──────── DATASET RECORDS ────────

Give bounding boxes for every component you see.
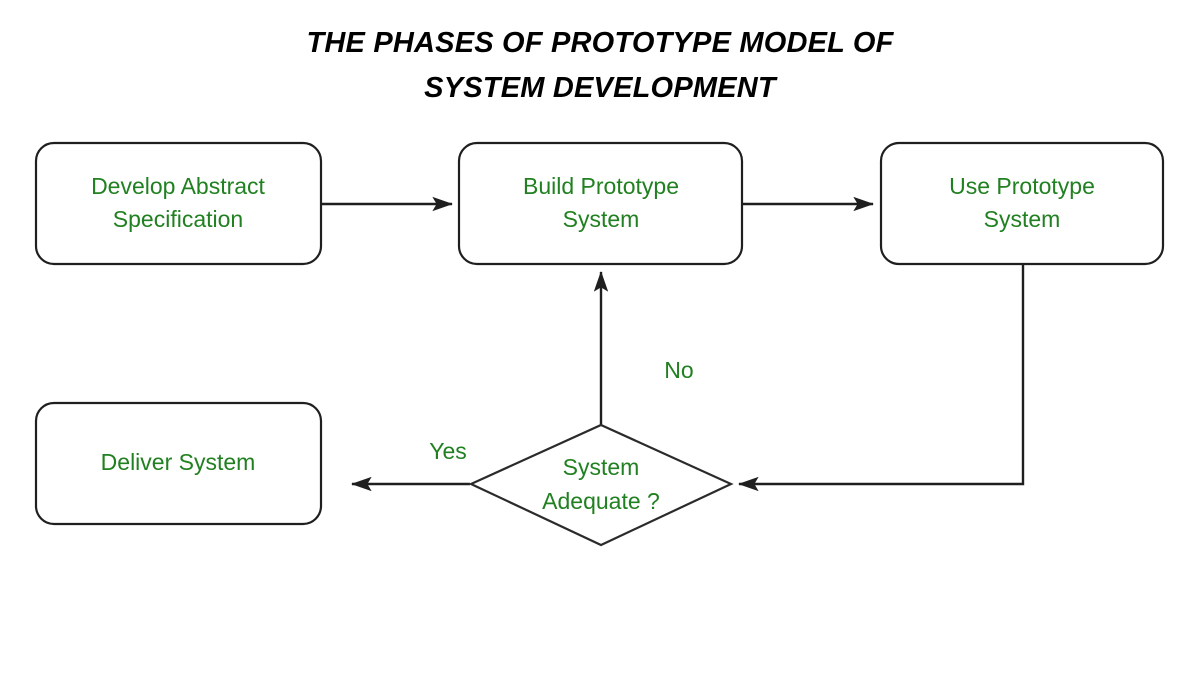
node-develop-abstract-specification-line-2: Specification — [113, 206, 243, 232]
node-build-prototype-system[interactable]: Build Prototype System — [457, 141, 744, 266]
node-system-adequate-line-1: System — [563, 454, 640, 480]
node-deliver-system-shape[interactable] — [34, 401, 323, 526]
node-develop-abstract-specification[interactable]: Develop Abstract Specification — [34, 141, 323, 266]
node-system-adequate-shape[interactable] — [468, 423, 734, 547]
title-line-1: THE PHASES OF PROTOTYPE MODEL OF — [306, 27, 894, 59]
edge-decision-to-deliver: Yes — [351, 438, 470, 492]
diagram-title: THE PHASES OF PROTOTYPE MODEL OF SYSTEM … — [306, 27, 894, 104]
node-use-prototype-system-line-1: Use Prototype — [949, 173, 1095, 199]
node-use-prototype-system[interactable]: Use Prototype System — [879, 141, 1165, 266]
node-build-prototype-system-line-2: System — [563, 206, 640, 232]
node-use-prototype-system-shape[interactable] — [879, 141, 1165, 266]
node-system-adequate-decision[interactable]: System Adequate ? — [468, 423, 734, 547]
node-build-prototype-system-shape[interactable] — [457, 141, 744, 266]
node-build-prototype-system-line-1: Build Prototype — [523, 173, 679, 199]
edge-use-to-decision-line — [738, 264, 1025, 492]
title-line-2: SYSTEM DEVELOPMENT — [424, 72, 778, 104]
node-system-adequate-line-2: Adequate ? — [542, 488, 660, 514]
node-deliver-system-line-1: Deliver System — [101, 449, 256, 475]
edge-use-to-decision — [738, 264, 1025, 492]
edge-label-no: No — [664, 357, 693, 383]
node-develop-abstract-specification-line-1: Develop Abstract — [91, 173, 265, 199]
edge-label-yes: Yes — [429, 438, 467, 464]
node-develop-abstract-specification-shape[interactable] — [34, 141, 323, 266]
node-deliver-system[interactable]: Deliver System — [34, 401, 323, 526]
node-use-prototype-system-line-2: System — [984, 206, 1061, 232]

────────
──────── DATASET RECORDS ────────

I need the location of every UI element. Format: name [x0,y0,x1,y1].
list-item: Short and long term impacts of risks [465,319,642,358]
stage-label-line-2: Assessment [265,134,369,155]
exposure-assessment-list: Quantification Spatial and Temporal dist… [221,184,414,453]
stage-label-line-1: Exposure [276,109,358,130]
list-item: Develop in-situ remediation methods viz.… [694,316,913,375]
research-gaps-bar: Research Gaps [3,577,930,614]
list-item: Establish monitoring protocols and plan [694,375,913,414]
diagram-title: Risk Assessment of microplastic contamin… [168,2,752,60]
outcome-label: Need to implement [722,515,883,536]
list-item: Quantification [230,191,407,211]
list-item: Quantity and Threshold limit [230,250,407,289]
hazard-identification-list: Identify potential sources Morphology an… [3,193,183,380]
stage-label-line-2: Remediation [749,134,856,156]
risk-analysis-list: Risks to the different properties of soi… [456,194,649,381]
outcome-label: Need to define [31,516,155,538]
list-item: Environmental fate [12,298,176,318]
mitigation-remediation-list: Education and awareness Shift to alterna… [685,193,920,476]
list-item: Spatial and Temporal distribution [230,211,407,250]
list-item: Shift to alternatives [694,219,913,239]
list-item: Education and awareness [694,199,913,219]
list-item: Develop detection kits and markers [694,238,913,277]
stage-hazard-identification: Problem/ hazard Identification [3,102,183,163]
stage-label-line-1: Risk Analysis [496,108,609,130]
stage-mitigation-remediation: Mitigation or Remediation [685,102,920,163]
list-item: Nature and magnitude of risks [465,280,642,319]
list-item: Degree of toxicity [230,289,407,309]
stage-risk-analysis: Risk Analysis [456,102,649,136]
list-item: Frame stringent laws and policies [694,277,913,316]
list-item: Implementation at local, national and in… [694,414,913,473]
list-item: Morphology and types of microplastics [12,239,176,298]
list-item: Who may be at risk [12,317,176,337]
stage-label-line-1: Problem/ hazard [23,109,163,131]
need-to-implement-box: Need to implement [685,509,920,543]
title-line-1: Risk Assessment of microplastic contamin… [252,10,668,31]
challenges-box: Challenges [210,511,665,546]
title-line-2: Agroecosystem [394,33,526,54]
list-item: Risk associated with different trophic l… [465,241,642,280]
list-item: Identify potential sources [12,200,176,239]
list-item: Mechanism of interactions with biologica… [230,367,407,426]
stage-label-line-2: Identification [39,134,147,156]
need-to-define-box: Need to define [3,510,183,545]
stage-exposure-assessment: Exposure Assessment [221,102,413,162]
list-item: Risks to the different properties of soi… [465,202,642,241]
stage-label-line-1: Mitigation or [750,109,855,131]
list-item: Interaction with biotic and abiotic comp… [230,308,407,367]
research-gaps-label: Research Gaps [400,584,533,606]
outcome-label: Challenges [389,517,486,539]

────────

WHAT THE TASK REQUIRES
Reproduce the records above verbatim, from the line containing "I need the location" up to and including the line containing "risk-analysis-list: Risks to".

EXPECTED ANSWER
I need the location of every UI element. Format: name [x0,y0,x1,y1].
list-item: Short and long term impacts of risks [465,319,642,358]
stage-label-line-2: Assessment [265,134,369,155]
exposure-assessment-list: Quantification Spatial and Temporal dist… [221,184,414,453]
stage-label-line-1: Exposure [276,109,358,130]
list-item: Develop in-situ remediation methods viz.… [694,316,913,375]
research-gaps-bar: Research Gaps [3,577,930,614]
list-item: Establish monitoring protocols and plan [694,375,913,414]
diagram-title: Risk Assessment of microplastic contamin… [168,2,752,60]
outcome-label: Need to implement [722,515,883,536]
list-item: Quantification [230,191,407,211]
list-item: Quantity and Threshold limit [230,250,407,289]
hazard-identification-list: Identify potential sources Morphology an… [3,193,183,380]
stage-label-line-2: Remediation [749,134,856,156]
risk-analysis-list: Risks to the different properties of soi… [456,194,649,381]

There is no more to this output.